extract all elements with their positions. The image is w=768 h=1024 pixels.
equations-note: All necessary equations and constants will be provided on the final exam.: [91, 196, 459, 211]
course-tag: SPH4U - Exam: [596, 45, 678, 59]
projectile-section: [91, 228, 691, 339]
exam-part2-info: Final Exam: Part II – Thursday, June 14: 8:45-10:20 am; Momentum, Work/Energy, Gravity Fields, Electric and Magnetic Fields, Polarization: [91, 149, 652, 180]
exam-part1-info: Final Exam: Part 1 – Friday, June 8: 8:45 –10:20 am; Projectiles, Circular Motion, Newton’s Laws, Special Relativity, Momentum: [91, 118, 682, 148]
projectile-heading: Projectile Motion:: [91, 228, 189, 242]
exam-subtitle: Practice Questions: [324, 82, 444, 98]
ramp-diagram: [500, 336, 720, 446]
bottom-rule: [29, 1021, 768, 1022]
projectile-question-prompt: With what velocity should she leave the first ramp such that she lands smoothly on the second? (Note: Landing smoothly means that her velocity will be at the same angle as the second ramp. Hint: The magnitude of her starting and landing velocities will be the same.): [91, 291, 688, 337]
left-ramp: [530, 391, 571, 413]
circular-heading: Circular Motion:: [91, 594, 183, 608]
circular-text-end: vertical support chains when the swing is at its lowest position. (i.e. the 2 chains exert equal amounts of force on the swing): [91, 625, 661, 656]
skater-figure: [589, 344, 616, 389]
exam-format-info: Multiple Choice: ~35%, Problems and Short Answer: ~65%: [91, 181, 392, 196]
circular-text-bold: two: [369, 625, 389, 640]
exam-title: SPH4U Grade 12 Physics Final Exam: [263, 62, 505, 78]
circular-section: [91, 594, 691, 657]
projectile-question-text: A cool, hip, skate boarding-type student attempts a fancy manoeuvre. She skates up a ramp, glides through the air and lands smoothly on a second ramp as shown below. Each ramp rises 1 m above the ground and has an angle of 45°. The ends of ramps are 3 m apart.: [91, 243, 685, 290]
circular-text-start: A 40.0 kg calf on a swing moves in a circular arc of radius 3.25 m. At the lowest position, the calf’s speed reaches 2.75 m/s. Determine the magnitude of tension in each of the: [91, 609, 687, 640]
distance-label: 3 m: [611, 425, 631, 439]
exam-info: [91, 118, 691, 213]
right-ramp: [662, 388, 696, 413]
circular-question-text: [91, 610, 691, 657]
=======
### Task prompt:
Output every line of the entries above as a JSON list of strings, one string per line, leaving out any blank lines.

### The solution:
[
  "extract all elements with their positions. The image is w=768 h=1024 pixels.",
  "equations-note: All necessary equations and constants will be provided on the final exam.: [91, 196, 459, 211]",
  "course-tag: SPH4U - Exam: [596, 45, 678, 59]",
  "projectile-section: [91, 228, 691, 339]",
  "exam-part2-info: Final Exam: Part II – Thursday, June 14: 8:45-10:20 am; Momentum, Work/Energy, Gravity Fields, Electric and Magnetic Fields, Polarization: [91, 149, 652, 180]",
  "exam-part1-info: Final Exam: Part 1 – Friday, June 8: 8:45 –10:20 am; Projectiles, Circular Motion, Newton’s Laws, Special Relativity, Momentum: [91, 118, 682, 148]",
  "projectile-heading: Projectile Motion:: [91, 228, 189, 242]",
  "exam-subtitle: Practice Questions: [324, 82, 444, 98]",
  "ramp-diagram: [500, 336, 720, 446]",
  "bottom-rule: [29, 1021, 768, 1022]",
  "projectile-question-prompt: With what velocity should she leave the first ramp such that she lands smoothly on the second? (Note: Landing smoothly means that her velocity will be at the same angle as the second ramp. Hint: The magnitude of her starting and landing velocities will be the same.): [91, 291, 688, 337]",
  "left-ramp: [530, 391, 571, 413]",
  "circular-heading: Circular Motion:: [91, 594, 183, 608]",
  "circular-text-end: vertical support chains when the swing is at its lowest position. (i.e. the 2 chains exert equal amounts of force on the swing): [91, 625, 661, 656]",
  "skater-figure: [589, 344, 616, 389]",
  "exam-format-info: Multiple Choice: ~35%, Problems and Short Answer: ~65%: [91, 181, 392, 196]",
  "circular-text-bold: two: [369, 625, 389, 640]",
  "exam-title: SPH4U Grade 12 Physics Final Exam: [263, 62, 505, 78]",
  "circular-section: [91, 594, 691, 657]",
  "projectile-question-text: A cool, hip, skate boarding-type student attempts a fancy manoeuvre. She skates up a ramp, glides through the air and lands smoothly on a second ramp as shown below. Each ramp rises 1 m above the ground and has an angle of 45°. The ends of ramps are 3 m apart.: [91, 243, 685, 290]",
  "circular-text-start: A 40.0 kg calf on a swing moves in a circular arc of radius 3.25 m. At the lowest position, the calf’s speed reaches 2.75 m/s. Determine the magnitude of tension in each of the: [91, 609, 687, 640]",
  "distance-label: 3 m: [611, 425, 631, 439]",
  "exam-info: [91, 118, 691, 213]",
  "right-ramp: [662, 388, 696, 413]",
  "circular-question-text: [91, 610, 691, 657]"
]